• AIM:
Please reproduce every record, keeping each one exactly as written.
>> BEGIN INFORMATION GIVEN
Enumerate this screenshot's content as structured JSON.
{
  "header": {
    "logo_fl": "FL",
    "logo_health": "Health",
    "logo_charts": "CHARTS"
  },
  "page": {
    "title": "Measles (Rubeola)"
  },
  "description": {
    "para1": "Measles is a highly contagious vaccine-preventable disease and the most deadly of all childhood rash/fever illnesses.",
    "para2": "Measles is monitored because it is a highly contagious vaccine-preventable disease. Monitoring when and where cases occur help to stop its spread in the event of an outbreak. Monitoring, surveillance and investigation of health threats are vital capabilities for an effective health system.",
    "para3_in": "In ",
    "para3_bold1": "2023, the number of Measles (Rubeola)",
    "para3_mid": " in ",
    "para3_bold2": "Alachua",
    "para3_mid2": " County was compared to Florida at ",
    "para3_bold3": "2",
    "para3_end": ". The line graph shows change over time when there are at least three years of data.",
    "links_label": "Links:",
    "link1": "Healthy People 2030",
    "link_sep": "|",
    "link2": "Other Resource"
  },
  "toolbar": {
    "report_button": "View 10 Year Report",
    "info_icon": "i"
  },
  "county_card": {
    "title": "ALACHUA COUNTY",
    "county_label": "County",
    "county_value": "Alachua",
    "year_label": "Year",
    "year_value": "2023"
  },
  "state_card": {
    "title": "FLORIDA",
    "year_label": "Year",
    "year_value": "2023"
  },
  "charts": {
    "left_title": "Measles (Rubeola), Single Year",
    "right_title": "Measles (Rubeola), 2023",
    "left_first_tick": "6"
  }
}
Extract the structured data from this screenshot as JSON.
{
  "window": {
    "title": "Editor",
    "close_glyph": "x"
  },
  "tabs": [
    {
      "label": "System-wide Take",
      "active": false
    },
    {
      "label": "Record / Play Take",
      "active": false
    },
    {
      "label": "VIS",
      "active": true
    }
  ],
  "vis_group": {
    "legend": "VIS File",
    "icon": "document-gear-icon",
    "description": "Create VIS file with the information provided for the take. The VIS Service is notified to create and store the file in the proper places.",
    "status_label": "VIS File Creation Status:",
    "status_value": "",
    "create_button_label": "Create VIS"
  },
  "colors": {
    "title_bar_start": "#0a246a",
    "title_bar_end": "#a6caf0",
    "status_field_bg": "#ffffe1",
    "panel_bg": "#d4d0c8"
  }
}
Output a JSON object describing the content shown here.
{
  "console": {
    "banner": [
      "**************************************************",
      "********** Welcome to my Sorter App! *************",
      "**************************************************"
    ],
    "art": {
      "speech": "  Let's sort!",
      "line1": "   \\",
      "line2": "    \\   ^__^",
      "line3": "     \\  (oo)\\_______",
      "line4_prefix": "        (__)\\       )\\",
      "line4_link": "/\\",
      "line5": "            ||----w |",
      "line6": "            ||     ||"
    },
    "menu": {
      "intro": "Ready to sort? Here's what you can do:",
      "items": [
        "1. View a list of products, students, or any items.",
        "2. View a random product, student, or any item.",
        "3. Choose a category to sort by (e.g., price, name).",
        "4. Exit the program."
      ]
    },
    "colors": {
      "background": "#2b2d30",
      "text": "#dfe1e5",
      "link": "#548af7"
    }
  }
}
>> END INFORMATION GIVEN
• WRITTEN SOLUTION:
Enumerate this screenshot's content as structured JSON.
{
  "header": {
    "logo_fl": "FL",
    "logo_health": "Health",
    "logo_charts": "CHARTS"
  },
  "page": {
    "title": "Measles (Rubeola)"
  },
  "description": {
    "para1": "Measles is a highly contagious vaccine-preventable disease and the most deadly of all childhood rash/fever illnesses.",
    "para2": "Measles is monitored because it is a highly contagious vaccine-preventable disease. Monitoring when and where cases occur help to stop its spread in the event of an outbreak. Monitoring, surveillance and investigation of health threats are vital capabilities for an effective health system.",
    "para3_in": "In ",
    "para3_bold1": "2023, the number of Measles (Rubeola)",
    "para3_mid": " in ",
    "para3_bold2": "Alachua",
    "para3_mid2": " County was compared to Florida at ",
    "para3_bold3": "2",
    "para3_end": ". The line graph shows change over time when there are at least three years of data.",
    "links_label": "Links:",
    "link1": "Healthy People 2030",
    "link_sep": "|",
    "link2": "Other Resource"
  },
  "toolbar": {
    "report_button": "View 10 Year Report",
    "info_icon": "i"
  },
  "county_card": {
    "title": "ALACHUA COUNTY",
    "county_label": "County",
    "county_value": "Alachua",
    "year_label": "Year",
    "year_value": "2023"
  },
  "state_card": {
    "title": "FLORIDA",
    "year_label": "Year",
    "year_value": "2023"
  },
  "charts": {
    "left_title": "Measles (Rubeola), Single Year",
    "right_title": "Measles (Rubeola), 2023",
    "left_first_tick": "6"
  }
}
Extract the structured data from this screenshot as JSON.
{
  "window": {
    "title": "Editor",
    "close_glyph": "x"
  },
  "tabs": [
    {
      "label": "System-wide Take",
      "active": false
    },
    {
      "label": "Record / Play Take",
      "active": false
    },
    {
      "label": "VIS",
      "active": true
    }
  ],
  "vis_group": {
    "legend": "VIS File",
    "icon": "document-gear-icon",
    "description": "Create VIS file with the information provided for the take. The VIS Service is notified to create and store the file in the proper places.",
    "status_label": "VIS File Creation Status:",
    "status_value": "",
    "create_button_label": "Create VIS"
  },
  "colors": {
    "title_bar_start": "#0a246a",
    "title_bar_end": "#a6caf0",
    "status_field_bg": "#ffffe1",
    "panel_bg": "#d4d0c8"
  }
}
Output a JSON object describing the content shown here.
{
  "console": {
    "banner": [
      "**************************************************",
      "********** Welcome to my Sorter App! *************",
      "**************************************************"
    ],
    "art": {
      "speech": "  Let's sort!",
      "line1": "   \\",
      "line2": "    \\   ^__^",
      "line3": "     \\  (oo)\\_______",
      "line4_prefix": "        (__)\\       )\\",
      "line4_link": "/\\",
      "line5": "            ||----w |",
      "line6": "            ||     ||"
    },
    "menu": {
      "intro": "Ready to sort? Here's what you can do:",
      "items": [
        "1. View a list of products, students, or any items.",
        "2. View a random product, student, or any item.",
        "3. Choose a category to sort by (e.g., price, name).",
        "4. Exit the program."
      ]
    },
    "colors": {
      "background": "#2b2d30",
      "text": "#dfe1e5",
      "link": "#548af7"
    }
  }
}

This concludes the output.